-------- Recorded data

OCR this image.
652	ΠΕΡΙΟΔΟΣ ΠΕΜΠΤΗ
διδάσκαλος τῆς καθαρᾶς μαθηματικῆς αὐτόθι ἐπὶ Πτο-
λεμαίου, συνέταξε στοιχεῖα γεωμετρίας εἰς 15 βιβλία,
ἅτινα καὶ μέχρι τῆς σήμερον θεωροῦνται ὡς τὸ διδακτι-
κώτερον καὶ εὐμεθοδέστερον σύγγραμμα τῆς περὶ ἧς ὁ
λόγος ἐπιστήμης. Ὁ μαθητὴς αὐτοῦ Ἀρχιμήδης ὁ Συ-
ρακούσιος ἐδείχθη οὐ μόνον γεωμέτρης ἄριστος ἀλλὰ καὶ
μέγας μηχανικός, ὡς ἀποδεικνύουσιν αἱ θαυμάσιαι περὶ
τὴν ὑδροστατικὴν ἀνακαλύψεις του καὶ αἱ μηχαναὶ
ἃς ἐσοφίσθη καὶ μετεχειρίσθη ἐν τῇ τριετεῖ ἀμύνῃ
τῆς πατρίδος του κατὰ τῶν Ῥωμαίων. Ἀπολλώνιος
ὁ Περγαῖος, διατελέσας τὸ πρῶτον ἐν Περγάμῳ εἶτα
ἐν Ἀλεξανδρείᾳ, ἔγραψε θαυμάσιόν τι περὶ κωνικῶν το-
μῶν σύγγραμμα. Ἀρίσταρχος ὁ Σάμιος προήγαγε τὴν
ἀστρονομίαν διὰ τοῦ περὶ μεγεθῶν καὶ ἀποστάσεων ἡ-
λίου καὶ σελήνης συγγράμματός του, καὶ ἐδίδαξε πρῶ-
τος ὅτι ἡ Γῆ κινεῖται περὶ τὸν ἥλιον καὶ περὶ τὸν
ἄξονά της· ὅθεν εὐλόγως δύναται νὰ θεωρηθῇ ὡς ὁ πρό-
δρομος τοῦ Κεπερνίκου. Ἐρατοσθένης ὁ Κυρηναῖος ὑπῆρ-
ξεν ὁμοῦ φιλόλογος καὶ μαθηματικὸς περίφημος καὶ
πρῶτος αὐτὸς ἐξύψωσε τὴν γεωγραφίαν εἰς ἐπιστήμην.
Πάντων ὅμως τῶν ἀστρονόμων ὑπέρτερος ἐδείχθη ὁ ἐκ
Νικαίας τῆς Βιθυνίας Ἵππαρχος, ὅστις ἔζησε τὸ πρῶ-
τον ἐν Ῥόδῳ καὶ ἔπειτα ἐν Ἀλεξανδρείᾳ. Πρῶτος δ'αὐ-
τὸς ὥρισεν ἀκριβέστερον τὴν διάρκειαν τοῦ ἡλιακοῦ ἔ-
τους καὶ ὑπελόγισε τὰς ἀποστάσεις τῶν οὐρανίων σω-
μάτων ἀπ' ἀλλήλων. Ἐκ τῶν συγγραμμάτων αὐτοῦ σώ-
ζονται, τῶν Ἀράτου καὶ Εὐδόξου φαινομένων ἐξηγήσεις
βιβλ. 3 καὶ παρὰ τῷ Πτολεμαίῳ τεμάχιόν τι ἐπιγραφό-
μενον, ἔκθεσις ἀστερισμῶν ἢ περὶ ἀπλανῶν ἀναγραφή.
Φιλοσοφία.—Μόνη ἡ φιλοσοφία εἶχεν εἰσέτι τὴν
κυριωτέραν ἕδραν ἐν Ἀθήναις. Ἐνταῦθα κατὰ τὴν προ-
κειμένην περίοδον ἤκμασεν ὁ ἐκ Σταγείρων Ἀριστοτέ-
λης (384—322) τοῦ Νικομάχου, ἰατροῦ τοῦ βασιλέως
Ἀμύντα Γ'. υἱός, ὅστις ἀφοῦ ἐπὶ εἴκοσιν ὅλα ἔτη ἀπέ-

----------------

* Prompt
Repeat the entries shown above, every one, word for word.

* Answer to the problem
OCR this image.
652	ΠΕΡΙΟΔΟΣ ΠΕΜΠΤΗ
διδάσκαλος τῆς καθαρᾶς μαθηματικῆς αὐτόθι ἐπὶ Πτο-
λεμαίου, συνέταξε στοιχεῖα γεωμετρίας εἰς 15 βιβλία,
ἅτινα καὶ μέχρι τῆς σήμερον θεωροῦνται ὡς τὸ διδακτι-
κώτερον καὶ εὐμεθοδέστερον σύγγραμμα τῆς περὶ ἧς ὁ
λόγος ἐπιστήμης. Ὁ μαθητὴς αὐτοῦ Ἀρχιμήδης ὁ Συ-
ρακούσιος ἐδείχθη οὐ μόνον γεωμέτρης ἄριστος ἀλλὰ καὶ
μέγας μηχανικός, ὡς ἀποδεικνύουσιν αἱ θαυμάσιαι περὶ
τὴν ὑδροστατικὴν ἀνακαλύψεις του καὶ αἱ μηχαναὶ
ἃς ἐσοφίσθη καὶ μετεχειρίσθη ἐν τῇ τριετεῖ ἀμύνῃ
τῆς πατρίδος του κατὰ τῶν Ῥωμαίων. Ἀπολλώνιος
ὁ Περγαῖος, διατελέσας τὸ πρῶτον ἐν Περγάμῳ εἶτα
ἐν Ἀλεξανδρείᾳ, ἔγραψε θαυμάσιόν τι περὶ κωνικῶν το-
μῶν σύγγραμμα. Ἀρίσταρχος ὁ Σάμιος προήγαγε τὴν
ἀστρονομίαν διὰ τοῦ περὶ μεγεθῶν καὶ ἀποστάσεων ἡ-
λίου καὶ σελήνης συγγράμματός του, καὶ ἐδίδαξε πρῶ-
τος ὅτι ἡ Γῆ κινεῖται περὶ τὸν ἥλιον καὶ περὶ τὸν
ἄξονά της· ὅθεν εὐλόγως δύναται νὰ θεωρηθῇ ὡς ὁ πρό-
δρομος τοῦ Κεπερνίκου. Ἐρατοσθένης ὁ Κυρηναῖος ὑπῆρ-
ξεν ὁμοῦ φιλόλογος καὶ μαθηματικὸς περίφημος καὶ
πρῶτος αὐτὸς ἐξύψωσε τὴν γεωγραφίαν εἰς ἐπιστήμην.
Πάντων ὅμως τῶν ἀστρονόμων ὑπέρτερος ἐδείχθη ὁ ἐκ
Νικαίας τῆς Βιθυνίας Ἵππαρχος, ὅστις ἔζησε τὸ πρῶ-
τον ἐν Ῥόδῳ καὶ ἔπειτα ἐν Ἀλεξανδρείᾳ. Πρῶτος δ'αὐ-
τὸς ὥρισεν ἀκριβέστερον τὴν διάρκειαν τοῦ ἡλιακοῦ ἔ-
τους καὶ ὑπελόγισε τὰς ἀποστάσεις τῶν οὐρανίων σω-
μάτων ἀπ' ἀλλήλων. Ἐκ τῶν συγγραμμάτων αὐτοῦ σώ-
ζονται, τῶν Ἀράτου καὶ Εὐδόξου φαινομένων ἐξηγήσεις
βιβλ. 3 καὶ παρὰ τῷ Πτολεμαίῳ τεμάχιόν τι ἐπιγραφό-
μενον, ἔκθεσις ἀστερισμῶν ἢ περὶ ἀπλανῶν ἀναγραφή.
Φιλοσοφία.—Μόνη ἡ φιλοσοφία εἶχεν εἰσέτι τὴν
κυριωτέραν ἕδραν ἐν Ἀθήναις. Ἐνταῦθα κατὰ τὴν προ-
κειμένην περίοδον ἤκμασεν ὁ ἐκ Σταγείρων Ἀριστοτέ-
λης (384—322) τοῦ Νικομάχου, ἰατροῦ τοῦ βασιλέως
Ἀμύντα Γ'. υἱός, ὅστις ἀφοῦ ἐπὶ εἴκοσιν ὅλα ἔτη ἀπέ-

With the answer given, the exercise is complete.